DIRECTIONS: Copy every line of the listing that holds the string "phased".

>> Start EXCERPTED RECORDS

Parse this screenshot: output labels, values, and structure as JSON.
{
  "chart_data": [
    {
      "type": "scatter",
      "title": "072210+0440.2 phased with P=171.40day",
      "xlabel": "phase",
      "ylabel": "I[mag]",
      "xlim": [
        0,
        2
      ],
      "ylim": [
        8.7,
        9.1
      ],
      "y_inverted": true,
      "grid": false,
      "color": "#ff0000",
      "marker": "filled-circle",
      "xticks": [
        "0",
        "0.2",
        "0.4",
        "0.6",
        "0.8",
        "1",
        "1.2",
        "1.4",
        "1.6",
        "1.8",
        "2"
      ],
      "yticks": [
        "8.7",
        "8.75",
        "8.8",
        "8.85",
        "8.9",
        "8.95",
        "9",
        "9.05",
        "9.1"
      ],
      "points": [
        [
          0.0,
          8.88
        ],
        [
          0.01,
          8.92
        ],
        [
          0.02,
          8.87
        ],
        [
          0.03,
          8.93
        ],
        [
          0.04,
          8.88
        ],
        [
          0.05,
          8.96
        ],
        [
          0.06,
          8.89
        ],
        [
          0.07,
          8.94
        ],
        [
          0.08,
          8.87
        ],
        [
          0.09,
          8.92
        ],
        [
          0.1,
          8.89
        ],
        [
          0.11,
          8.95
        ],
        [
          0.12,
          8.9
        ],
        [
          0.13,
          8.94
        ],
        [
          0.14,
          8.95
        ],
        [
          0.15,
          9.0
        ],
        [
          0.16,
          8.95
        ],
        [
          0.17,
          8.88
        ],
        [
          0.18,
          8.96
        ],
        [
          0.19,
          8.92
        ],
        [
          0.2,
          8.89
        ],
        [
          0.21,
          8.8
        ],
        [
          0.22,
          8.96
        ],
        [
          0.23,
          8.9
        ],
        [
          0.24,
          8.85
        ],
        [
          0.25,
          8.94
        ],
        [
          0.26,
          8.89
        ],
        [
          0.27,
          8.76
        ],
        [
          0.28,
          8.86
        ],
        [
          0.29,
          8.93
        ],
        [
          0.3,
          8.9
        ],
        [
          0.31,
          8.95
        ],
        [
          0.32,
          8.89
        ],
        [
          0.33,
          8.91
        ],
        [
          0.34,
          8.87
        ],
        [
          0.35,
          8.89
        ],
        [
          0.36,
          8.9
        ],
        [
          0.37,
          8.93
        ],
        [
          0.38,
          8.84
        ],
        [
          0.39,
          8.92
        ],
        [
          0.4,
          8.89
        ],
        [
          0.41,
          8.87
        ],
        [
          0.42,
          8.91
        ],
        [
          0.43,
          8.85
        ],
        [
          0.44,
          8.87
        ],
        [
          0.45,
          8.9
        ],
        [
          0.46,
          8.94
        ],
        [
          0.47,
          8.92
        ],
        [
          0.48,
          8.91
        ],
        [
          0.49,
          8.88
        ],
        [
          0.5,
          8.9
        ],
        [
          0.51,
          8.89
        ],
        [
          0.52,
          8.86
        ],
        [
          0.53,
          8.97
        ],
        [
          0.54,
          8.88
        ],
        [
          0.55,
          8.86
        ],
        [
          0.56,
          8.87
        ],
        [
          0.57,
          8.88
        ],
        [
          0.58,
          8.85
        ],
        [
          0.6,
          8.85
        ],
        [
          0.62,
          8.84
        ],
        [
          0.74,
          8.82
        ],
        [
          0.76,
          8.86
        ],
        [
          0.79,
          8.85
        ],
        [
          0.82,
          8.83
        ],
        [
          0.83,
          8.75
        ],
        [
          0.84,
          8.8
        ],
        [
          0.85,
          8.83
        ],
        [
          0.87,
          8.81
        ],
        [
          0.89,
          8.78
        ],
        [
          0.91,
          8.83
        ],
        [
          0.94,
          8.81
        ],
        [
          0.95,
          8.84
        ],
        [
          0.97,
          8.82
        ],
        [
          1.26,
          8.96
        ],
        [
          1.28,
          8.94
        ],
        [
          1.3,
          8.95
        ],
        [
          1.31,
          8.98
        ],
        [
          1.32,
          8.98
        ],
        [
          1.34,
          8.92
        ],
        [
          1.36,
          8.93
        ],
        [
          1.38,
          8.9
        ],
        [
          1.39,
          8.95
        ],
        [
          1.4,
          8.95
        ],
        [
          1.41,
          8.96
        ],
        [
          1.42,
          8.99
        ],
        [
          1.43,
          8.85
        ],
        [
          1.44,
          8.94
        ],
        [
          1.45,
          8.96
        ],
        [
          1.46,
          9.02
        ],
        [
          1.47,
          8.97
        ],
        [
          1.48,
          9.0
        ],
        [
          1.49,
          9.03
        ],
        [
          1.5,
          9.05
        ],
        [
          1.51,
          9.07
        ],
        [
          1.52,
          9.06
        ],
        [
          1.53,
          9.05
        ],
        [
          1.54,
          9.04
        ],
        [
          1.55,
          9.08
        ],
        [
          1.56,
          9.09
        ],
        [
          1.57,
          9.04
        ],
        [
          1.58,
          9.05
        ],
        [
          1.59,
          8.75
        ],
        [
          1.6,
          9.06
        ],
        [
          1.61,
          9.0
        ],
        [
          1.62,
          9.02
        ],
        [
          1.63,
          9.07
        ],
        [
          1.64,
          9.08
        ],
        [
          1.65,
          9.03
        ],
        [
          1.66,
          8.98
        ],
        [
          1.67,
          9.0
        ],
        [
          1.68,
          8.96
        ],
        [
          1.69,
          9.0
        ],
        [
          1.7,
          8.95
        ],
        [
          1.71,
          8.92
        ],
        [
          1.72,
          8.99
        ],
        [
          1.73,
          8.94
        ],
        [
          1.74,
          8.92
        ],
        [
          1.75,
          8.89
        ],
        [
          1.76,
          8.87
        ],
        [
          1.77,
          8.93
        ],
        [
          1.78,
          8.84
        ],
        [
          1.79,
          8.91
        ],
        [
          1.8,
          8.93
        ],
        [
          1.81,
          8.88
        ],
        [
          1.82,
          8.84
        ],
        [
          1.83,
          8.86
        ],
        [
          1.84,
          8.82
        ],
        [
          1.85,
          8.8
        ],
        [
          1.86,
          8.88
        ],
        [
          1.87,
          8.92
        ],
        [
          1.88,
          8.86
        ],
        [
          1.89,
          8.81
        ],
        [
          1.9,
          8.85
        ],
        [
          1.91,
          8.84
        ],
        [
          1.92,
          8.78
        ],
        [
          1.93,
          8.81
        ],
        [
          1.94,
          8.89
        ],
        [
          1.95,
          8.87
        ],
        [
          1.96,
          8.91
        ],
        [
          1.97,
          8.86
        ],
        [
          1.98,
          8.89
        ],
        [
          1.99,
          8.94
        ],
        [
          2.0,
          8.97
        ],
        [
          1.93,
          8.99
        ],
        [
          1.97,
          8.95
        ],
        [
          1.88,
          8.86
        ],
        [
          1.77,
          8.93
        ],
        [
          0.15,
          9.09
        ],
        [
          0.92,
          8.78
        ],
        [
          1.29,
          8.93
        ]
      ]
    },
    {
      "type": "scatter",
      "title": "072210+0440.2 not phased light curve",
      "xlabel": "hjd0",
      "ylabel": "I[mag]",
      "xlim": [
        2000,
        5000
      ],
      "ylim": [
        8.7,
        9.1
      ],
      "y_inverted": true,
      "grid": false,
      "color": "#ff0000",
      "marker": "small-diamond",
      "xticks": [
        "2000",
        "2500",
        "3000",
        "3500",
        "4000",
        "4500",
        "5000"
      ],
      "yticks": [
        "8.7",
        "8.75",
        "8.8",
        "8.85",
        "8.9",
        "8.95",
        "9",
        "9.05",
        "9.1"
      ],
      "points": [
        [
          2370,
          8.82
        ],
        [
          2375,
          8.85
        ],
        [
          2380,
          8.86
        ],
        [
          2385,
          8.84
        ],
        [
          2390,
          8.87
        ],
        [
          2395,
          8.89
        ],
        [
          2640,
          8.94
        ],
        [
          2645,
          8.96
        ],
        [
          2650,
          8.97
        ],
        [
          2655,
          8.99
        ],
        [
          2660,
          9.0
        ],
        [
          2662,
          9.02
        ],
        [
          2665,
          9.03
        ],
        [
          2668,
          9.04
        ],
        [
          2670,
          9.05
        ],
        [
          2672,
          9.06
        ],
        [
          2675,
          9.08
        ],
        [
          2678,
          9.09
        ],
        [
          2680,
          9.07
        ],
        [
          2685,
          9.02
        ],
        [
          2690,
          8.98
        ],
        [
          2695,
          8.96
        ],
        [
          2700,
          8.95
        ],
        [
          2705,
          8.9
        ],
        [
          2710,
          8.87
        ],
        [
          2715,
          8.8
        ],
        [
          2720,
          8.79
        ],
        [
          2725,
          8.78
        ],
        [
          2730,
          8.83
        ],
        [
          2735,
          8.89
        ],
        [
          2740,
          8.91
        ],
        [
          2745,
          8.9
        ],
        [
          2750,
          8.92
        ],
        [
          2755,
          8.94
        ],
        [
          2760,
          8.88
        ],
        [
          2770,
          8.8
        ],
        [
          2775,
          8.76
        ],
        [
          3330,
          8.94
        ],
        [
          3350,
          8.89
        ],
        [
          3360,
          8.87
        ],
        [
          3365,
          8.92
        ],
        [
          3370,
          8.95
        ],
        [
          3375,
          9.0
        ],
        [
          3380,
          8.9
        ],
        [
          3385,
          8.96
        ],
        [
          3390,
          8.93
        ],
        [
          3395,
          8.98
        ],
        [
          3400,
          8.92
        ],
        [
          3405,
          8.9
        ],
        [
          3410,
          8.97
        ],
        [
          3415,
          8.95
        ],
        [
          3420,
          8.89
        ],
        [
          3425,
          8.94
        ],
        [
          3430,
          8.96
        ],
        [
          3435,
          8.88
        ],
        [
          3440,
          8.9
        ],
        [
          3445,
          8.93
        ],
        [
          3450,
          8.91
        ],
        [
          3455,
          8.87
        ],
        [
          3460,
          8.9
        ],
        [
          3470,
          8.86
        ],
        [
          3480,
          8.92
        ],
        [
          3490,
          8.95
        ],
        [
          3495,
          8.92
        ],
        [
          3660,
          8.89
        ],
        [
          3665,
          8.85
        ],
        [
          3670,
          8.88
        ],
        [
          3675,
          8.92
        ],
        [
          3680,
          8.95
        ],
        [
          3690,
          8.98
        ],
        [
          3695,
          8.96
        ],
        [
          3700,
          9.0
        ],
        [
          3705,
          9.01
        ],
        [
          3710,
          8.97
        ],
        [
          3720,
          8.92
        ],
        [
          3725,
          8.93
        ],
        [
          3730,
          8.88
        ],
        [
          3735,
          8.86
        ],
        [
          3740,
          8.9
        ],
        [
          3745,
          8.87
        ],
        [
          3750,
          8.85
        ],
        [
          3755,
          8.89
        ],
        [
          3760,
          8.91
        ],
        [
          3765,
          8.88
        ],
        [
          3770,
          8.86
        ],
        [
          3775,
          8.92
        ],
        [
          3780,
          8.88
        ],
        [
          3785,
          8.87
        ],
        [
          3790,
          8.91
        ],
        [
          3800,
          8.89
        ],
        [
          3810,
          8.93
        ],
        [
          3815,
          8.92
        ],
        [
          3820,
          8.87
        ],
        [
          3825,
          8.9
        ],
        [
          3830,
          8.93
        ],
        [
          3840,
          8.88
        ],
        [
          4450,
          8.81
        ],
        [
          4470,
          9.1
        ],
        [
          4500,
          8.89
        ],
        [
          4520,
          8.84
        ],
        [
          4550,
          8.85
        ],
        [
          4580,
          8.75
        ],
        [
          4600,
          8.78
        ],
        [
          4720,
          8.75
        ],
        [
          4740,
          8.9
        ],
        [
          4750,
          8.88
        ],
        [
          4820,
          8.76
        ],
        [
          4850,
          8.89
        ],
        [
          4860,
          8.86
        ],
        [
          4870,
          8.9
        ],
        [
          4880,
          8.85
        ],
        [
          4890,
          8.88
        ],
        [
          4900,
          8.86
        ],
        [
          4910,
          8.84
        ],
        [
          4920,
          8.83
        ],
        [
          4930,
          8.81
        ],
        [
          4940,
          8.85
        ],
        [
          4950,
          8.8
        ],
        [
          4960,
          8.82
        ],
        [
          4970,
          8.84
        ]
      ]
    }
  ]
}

>> End EXCERPTED RECORDS

RESPONSE:
      "title": "072210+0440.2 phased with P=171.40day",
      "title": "072210+0440.2 not phased light curve",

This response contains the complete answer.